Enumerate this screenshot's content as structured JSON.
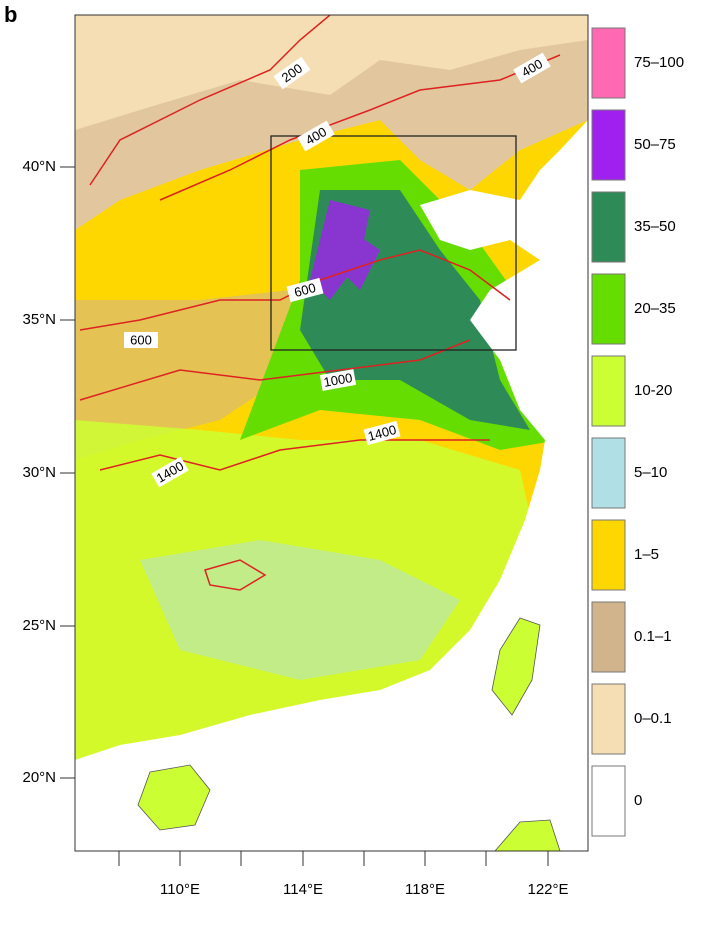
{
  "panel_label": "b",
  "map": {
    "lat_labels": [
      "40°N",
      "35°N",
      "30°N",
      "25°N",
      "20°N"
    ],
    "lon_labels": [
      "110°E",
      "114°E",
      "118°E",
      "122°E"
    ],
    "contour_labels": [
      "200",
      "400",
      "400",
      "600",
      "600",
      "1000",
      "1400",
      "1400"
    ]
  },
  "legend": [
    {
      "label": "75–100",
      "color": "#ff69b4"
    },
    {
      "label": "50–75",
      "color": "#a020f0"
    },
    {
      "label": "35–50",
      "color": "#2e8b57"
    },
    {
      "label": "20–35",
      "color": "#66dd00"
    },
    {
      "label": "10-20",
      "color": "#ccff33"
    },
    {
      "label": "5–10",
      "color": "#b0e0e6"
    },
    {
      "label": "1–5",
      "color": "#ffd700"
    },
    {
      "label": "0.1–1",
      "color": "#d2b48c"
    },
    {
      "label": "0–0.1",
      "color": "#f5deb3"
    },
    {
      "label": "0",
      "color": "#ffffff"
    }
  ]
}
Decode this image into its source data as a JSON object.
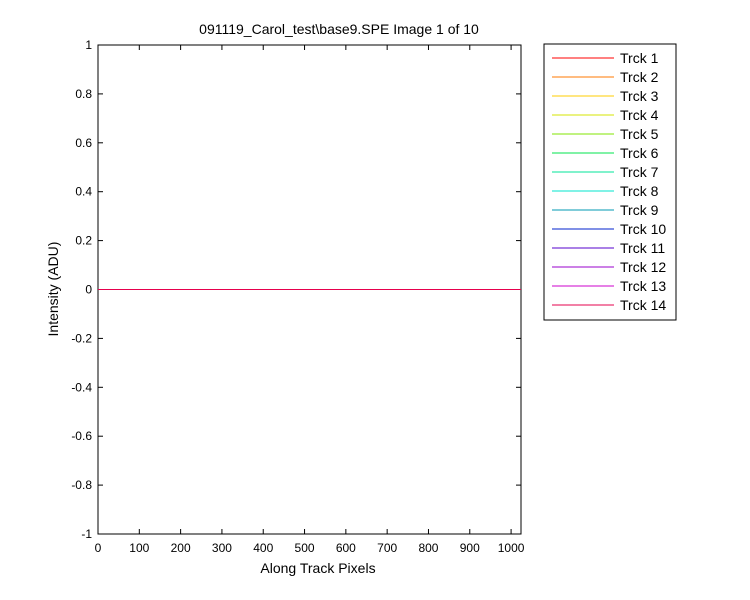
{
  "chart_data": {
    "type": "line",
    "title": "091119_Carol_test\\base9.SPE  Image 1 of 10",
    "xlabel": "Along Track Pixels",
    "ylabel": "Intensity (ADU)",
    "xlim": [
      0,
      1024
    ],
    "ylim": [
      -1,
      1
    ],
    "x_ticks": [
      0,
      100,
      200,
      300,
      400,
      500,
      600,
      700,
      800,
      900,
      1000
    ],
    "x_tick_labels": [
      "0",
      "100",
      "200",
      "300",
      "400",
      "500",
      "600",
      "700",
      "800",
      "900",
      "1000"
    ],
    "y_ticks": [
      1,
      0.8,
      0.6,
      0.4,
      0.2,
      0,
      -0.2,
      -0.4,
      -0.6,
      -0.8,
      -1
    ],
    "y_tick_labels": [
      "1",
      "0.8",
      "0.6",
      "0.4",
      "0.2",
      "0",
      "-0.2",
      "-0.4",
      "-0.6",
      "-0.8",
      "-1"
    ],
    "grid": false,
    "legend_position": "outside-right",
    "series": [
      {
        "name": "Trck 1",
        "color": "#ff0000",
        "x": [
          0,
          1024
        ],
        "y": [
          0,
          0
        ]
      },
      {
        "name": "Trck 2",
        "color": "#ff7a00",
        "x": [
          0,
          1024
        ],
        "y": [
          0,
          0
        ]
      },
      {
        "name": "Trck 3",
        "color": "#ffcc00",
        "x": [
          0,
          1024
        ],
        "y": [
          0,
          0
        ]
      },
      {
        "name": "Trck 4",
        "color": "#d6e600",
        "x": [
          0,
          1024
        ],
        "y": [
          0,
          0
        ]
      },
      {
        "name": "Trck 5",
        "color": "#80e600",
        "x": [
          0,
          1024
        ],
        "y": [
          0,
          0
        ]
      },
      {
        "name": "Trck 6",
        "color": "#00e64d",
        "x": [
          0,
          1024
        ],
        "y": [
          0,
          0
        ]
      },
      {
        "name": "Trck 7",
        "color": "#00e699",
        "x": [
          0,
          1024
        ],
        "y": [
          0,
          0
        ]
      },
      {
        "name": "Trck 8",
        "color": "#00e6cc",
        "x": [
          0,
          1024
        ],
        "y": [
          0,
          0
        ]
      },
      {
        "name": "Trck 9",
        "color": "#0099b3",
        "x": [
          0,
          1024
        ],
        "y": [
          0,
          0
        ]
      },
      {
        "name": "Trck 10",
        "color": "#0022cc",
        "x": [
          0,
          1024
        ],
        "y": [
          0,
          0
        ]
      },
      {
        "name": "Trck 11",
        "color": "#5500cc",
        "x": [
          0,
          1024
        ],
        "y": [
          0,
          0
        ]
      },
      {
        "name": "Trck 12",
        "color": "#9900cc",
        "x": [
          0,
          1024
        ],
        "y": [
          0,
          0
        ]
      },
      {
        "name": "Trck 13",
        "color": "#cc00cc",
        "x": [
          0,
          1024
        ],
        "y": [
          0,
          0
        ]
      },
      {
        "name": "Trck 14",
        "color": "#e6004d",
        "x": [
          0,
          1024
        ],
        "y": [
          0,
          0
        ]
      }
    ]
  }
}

·····

- **INSTRUCTION**
Determine how many lines include the string "this". Give no answer but the number.

- **THE RESULT**
2